Task prompt =
Establish how many lines in the material include the string "document" and report it as a lone number.

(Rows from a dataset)
---
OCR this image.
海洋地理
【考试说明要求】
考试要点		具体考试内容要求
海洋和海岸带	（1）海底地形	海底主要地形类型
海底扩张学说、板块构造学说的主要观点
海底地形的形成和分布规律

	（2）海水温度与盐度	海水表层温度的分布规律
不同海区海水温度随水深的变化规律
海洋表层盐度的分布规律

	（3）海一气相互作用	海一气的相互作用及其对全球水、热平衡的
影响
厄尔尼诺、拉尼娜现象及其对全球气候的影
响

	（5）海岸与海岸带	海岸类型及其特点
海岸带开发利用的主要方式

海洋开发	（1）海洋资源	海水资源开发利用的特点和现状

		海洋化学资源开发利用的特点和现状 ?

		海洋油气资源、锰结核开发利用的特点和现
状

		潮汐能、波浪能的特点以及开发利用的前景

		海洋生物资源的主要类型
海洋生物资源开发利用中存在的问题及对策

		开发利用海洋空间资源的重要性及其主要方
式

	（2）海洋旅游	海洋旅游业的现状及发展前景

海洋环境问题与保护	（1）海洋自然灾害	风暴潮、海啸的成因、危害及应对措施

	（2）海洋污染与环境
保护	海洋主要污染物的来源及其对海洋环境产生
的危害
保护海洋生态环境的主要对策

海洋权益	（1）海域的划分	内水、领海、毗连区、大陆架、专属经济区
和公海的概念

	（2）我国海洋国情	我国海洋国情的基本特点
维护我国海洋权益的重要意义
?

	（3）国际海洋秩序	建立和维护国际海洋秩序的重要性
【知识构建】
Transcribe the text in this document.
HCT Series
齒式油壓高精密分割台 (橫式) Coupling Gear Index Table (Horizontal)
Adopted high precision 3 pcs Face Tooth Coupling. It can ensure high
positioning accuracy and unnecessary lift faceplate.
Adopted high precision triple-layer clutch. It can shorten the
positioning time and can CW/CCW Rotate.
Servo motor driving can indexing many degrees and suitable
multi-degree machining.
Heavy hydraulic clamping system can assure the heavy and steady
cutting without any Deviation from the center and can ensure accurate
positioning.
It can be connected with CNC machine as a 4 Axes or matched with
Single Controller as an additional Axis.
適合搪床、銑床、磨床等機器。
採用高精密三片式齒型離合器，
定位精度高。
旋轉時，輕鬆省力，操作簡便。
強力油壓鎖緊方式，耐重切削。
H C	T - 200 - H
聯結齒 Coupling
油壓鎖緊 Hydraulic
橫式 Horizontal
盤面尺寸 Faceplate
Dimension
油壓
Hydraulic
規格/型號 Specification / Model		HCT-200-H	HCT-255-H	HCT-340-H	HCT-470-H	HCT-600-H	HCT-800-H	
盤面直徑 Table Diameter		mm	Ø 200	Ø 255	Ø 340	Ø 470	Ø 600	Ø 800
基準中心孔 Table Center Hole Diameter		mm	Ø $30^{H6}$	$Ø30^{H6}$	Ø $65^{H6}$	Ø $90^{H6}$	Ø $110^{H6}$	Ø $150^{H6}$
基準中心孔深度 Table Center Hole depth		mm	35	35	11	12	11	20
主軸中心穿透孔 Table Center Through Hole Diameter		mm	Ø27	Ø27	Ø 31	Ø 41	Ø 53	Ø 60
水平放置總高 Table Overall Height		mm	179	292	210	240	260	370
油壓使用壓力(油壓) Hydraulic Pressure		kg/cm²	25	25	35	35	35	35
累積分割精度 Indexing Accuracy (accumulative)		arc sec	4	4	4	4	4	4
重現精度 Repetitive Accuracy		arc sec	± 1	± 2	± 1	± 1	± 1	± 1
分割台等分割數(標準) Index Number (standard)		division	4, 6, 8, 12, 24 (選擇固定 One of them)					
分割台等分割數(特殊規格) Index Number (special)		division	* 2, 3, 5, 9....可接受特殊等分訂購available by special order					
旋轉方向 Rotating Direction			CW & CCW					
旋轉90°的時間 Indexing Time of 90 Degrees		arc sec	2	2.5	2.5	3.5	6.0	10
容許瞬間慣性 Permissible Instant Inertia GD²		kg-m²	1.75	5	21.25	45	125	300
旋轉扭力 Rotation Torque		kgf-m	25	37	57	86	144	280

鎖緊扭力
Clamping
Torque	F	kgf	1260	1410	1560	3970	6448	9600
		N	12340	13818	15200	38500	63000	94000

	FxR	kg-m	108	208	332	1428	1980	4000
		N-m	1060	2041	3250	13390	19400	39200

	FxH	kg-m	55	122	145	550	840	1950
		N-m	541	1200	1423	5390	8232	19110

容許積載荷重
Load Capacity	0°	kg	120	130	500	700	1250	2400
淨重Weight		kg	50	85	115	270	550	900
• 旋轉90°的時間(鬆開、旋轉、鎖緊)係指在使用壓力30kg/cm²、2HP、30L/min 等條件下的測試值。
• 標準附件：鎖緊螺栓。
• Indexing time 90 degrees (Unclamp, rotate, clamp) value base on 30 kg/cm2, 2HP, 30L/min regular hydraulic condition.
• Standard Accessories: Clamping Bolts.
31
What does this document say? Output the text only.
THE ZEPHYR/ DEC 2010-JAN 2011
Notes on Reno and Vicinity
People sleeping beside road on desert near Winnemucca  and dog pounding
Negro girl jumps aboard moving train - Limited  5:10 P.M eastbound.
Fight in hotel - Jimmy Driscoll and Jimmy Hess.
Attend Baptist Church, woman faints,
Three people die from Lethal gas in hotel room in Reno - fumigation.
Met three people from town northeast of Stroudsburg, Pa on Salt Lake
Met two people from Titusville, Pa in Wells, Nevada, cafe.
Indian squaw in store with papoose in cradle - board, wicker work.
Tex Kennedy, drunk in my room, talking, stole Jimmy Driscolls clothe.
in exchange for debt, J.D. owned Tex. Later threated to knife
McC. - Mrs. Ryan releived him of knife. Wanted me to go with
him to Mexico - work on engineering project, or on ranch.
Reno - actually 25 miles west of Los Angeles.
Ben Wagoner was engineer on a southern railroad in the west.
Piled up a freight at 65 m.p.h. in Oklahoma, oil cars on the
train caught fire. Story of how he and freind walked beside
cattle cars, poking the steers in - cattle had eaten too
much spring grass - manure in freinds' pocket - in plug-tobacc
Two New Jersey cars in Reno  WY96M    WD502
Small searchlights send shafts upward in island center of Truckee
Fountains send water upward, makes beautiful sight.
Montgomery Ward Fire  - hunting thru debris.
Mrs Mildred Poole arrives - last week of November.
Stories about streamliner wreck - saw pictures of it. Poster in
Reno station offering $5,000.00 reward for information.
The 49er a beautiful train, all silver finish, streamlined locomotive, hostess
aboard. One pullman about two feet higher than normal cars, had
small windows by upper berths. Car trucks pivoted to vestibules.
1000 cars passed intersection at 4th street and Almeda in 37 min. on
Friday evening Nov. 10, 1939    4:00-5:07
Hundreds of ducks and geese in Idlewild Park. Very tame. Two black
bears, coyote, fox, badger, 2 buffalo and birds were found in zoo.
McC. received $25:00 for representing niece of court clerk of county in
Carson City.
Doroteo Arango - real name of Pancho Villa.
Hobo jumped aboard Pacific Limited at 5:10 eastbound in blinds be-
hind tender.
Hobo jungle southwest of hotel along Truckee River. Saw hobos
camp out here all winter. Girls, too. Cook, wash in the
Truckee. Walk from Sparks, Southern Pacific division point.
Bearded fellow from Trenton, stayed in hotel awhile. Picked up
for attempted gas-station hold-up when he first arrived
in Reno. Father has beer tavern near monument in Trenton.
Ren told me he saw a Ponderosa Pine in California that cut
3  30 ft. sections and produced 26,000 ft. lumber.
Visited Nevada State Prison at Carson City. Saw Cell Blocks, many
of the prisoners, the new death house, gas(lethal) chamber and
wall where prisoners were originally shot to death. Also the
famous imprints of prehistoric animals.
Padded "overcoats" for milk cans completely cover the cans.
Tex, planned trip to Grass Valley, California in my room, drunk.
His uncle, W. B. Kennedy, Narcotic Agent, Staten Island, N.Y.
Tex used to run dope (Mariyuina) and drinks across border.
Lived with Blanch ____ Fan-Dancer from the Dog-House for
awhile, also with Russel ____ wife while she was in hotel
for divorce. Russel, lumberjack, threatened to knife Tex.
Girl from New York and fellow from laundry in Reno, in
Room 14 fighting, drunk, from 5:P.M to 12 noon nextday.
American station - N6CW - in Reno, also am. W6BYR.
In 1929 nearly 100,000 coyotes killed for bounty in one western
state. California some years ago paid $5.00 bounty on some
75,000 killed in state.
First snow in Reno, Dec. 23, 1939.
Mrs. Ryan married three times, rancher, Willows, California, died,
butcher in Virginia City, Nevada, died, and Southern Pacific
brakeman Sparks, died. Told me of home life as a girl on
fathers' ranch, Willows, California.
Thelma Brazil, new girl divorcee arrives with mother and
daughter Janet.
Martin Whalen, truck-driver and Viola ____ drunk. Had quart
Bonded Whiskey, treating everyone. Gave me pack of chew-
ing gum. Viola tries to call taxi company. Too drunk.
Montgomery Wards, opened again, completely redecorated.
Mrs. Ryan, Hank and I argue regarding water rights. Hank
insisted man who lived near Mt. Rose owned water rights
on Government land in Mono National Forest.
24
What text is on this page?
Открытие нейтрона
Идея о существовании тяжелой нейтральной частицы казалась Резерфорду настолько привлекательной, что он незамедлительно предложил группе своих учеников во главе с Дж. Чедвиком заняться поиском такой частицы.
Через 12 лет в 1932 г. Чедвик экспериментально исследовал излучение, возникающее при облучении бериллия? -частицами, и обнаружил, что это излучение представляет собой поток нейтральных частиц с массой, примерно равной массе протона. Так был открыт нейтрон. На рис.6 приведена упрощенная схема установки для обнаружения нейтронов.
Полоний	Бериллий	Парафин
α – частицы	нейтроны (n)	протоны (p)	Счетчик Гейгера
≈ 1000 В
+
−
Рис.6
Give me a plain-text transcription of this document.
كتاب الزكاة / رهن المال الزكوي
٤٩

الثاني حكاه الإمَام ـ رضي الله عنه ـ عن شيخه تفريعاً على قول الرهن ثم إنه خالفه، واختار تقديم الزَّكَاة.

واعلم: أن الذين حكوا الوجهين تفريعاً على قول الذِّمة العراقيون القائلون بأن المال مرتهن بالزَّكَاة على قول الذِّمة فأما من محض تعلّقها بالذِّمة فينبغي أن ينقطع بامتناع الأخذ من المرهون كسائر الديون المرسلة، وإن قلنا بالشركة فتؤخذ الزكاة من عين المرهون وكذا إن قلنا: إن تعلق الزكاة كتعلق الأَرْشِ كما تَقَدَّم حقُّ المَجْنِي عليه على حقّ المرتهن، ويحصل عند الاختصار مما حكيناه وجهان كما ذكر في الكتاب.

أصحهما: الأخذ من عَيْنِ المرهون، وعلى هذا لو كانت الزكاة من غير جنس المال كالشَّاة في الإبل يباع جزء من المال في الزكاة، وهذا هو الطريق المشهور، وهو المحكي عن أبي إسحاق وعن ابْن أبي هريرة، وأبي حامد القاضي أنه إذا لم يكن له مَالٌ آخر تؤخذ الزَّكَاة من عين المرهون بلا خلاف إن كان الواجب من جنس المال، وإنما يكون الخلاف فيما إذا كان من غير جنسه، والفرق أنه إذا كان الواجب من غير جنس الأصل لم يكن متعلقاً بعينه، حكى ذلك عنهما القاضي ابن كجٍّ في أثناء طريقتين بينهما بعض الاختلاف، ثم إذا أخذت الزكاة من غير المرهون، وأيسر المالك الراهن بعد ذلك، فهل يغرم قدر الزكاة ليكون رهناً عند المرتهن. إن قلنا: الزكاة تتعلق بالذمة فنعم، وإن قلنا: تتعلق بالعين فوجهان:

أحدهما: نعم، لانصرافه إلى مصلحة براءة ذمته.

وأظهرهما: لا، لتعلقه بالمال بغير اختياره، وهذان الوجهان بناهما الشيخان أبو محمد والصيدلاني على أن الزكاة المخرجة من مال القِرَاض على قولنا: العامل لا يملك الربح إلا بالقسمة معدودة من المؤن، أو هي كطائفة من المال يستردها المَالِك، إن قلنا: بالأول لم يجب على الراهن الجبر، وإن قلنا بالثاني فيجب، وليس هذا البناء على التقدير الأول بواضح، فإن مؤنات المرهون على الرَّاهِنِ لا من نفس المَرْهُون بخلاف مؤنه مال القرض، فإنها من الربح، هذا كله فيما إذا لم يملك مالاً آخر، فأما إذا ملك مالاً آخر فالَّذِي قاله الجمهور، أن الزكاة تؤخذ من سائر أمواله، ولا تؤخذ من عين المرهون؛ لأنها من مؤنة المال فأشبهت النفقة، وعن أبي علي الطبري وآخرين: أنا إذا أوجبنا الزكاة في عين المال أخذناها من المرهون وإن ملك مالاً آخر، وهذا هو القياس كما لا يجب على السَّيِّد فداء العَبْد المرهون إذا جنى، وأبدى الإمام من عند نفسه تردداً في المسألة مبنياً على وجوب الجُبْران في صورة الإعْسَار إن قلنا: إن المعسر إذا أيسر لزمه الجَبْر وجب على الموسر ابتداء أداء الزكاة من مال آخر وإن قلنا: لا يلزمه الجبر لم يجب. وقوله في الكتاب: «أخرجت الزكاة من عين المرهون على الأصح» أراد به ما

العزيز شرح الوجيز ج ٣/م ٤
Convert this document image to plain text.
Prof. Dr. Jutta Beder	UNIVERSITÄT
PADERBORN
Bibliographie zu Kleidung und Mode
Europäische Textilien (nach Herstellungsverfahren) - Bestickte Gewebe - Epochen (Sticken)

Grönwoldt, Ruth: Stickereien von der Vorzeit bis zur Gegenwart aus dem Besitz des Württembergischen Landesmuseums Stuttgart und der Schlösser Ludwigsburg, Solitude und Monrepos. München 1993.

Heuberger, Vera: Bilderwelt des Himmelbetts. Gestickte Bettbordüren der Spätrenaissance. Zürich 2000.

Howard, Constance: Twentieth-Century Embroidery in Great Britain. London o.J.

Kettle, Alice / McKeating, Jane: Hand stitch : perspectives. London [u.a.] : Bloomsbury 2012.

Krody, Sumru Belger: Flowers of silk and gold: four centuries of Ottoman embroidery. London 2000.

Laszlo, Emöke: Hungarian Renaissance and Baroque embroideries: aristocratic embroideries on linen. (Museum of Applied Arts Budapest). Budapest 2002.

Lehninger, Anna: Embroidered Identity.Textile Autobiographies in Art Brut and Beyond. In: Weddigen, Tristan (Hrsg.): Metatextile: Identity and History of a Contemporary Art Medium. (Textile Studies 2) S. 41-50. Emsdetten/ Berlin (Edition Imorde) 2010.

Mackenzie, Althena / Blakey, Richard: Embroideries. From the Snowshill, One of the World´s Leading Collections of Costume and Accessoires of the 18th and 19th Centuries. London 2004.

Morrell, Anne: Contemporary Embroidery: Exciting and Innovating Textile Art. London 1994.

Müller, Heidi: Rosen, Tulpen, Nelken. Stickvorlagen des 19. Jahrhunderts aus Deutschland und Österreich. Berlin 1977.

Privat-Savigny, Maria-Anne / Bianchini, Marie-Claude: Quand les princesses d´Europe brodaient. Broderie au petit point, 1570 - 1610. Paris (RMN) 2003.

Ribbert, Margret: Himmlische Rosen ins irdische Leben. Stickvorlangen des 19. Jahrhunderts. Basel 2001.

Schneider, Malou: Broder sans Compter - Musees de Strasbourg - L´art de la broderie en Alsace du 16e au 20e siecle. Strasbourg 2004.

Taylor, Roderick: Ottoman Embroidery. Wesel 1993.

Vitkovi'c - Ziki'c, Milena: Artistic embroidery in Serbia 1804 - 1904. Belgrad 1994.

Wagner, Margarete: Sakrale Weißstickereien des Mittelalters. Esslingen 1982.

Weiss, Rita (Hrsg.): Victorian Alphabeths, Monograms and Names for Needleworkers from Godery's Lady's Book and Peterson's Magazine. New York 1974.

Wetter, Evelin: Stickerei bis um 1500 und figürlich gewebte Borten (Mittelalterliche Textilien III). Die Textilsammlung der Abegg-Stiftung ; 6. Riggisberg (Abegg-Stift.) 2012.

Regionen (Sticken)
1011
---
Full output =
4